**Data section**
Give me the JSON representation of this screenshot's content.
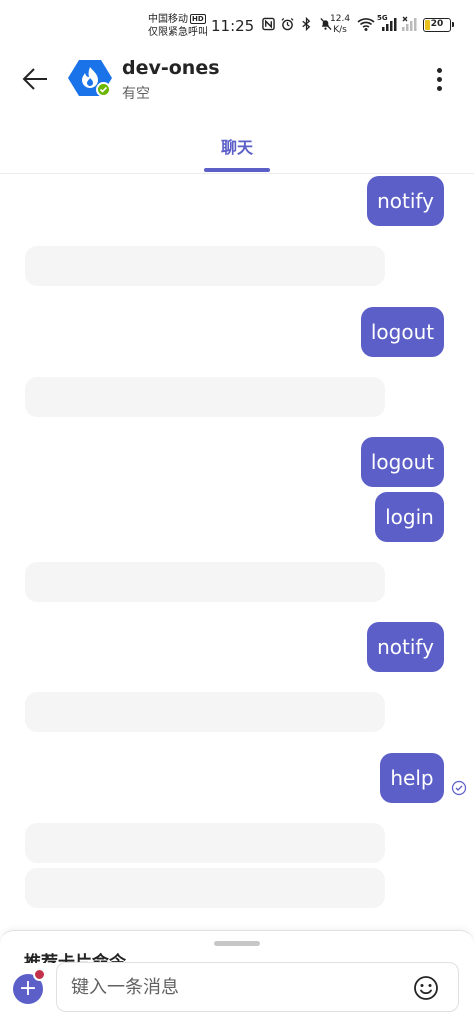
{
  "status_bar": {
    "carrier_line1": "中国移动",
    "carrier_hd": "HD",
    "carrier_line2": "仅限紧急呼叫",
    "time": "11:25",
    "net_speed_value": "12.4",
    "net_speed_unit": "K/s",
    "signal_label_5g": "5G",
    "battery": "20",
    "icons": [
      "nfc-icon",
      "alarm-icon",
      "bluetooth-icon",
      "mute-icon",
      "wifi-icon",
      "signal-icon",
      "signal-x-icon",
      "battery-icon"
    ]
  },
  "header": {
    "title": "dev-ones",
    "subtitle": "有空",
    "avatar_color": "#1a73e8",
    "presence_color": "#6bb700"
  },
  "tabs": [
    {
      "label": "聊天",
      "active": true
    }
  ],
  "messages": [
    {
      "direction": "out",
      "text": "notify"
    },
    {
      "direction": "in",
      "text": ""
    },
    {
      "direction": "out",
      "text": "logout"
    },
    {
      "direction": "in",
      "text": ""
    },
    {
      "direction": "out",
      "text": "logout"
    },
    {
      "direction": "out",
      "text": "login"
    },
    {
      "direction": "in",
      "text": ""
    },
    {
      "direction": "out",
      "text": "notify"
    },
    {
      "direction": "in",
      "text": ""
    },
    {
      "direction": "out",
      "text": "help"
    },
    {
      "direction": "in",
      "text": ""
    },
    {
      "direction": "in",
      "text": ""
    }
  ],
  "compose": {
    "placeholder": "键入一条消息",
    "peek_text": "推荐卡片命令"
  },
  "colors": {
    "accent": "#5b5fc7",
    "incoming_bubble": "#f5f5f5",
    "badge": "#c4314b"
  }
}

**Work instructions**
Reproduce the material word for word. Any pictures should be left out of the copy.

**Exercise solution**
Give me the JSON representation of this screenshot's content.
{
  "status_bar": {
    "carrier_line1": "中国移动",
    "carrier_hd": "HD",
    "carrier_line2": "仅限紧急呼叫",
    "time": "11:25",
    "net_speed_value": "12.4",
    "net_speed_unit": "K/s",
    "signal_label_5g": "5G",
    "battery": "20",
    "icons": [
      "nfc-icon",
      "alarm-icon",
      "bluetooth-icon",
      "mute-icon",
      "wifi-icon",
      "signal-icon",
      "signal-x-icon",
      "battery-icon"
    ]
  },
  "header": {
    "title": "dev-ones",
    "subtitle": "有空",
    "avatar_color": "#1a73e8",
    "presence_color": "#6bb700"
  },
  "tabs": [
    {
      "label": "聊天",
      "active": true
    }
  ],
  "messages": [
    {
      "direction": "out",
      "text": "notify"
    },
    {
      "direction": "in",
      "text": ""
    },
    {
      "direction": "out",
      "text": "logout"
    },
    {
      "direction": "in",
      "text": ""
    },
    {
      "direction": "out",
      "text": "logout"
    },
    {
      "direction": "out",
      "text": "login"
    },
    {
      "direction": "in",
      "text": ""
    },
    {
      "direction": "out",
      "text": "notify"
    },
    {
      "direction": "in",
      "text": ""
    },
    {
      "direction": "out",
      "text": "help"
    },
    {
      "direction": "in",
      "text": ""
    },
    {
      "direction": "in",
      "text": ""
    }
  ],
  "compose": {
    "placeholder": "键入一条消息",
    "peek_text": "推荐卡片命令"
  },
  "colors": {
    "accent": "#5b5fc7",
    "incoming_bubble": "#f5f5f5",
    "badge": "#c4314b"
  }
}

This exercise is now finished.